• **Provided records**
⁂

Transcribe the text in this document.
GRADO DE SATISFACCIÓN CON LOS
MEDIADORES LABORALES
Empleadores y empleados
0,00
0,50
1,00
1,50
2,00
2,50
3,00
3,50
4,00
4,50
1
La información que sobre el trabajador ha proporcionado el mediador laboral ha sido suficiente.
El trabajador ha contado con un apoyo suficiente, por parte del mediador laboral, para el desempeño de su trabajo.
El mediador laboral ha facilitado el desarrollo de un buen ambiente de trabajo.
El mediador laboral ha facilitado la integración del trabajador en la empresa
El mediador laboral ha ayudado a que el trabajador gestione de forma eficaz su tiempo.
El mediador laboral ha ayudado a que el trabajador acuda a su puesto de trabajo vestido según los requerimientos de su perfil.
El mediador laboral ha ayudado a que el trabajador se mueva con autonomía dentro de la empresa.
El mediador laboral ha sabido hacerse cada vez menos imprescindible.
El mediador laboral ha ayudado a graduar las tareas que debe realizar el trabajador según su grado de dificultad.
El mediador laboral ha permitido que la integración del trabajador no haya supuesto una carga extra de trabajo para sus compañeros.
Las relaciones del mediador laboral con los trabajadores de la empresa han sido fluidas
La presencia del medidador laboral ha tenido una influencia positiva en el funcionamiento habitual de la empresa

⁂

• **Goal of the exercise**
Write out the records shown above, exactly as they appear.

• **Correct response**
Transcribe the text in this document.
GRADO DE SATISFACCIÓN CON LOS
MEDIADORES LABORALES
Empleadores y empleados
0,00
0,50
1,00
1,50
2,00
2,50
3,00
3,50
4,00
4,50
1
La información que sobre el trabajador ha proporcionado el mediador laboral ha sido suficiente.
El trabajador ha contado con un apoyo suficiente, por parte del mediador laboral, para el desempeño de su trabajo.
El mediador laboral ha facilitado el desarrollo de un buen ambiente de trabajo.
El mediador laboral ha facilitado la integración del trabajador en la empresa
El mediador laboral ha ayudado a que el trabajador gestione de forma eficaz su tiempo.
El mediador laboral ha ayudado a que el trabajador acuda a su puesto de trabajo vestido según los requerimientos de su perfil.
El mediador laboral ha ayudado a que el trabajador se mueva con autonomía dentro de la empresa.
El mediador laboral ha sabido hacerse cada vez menos imprescindible.
El mediador laboral ha ayudado a graduar las tareas que debe realizar el trabajador según su grado de dificultad.
El mediador laboral ha permitido que la integración del trabajador no haya supuesto una carga extra de trabajo para sus compañeros.
Las relaciones del mediador laboral con los trabajadores de la empresa han sido fluidas
La presencia del medidador laboral ha tenido una influencia positiva en el funcionamiento habitual de la empresa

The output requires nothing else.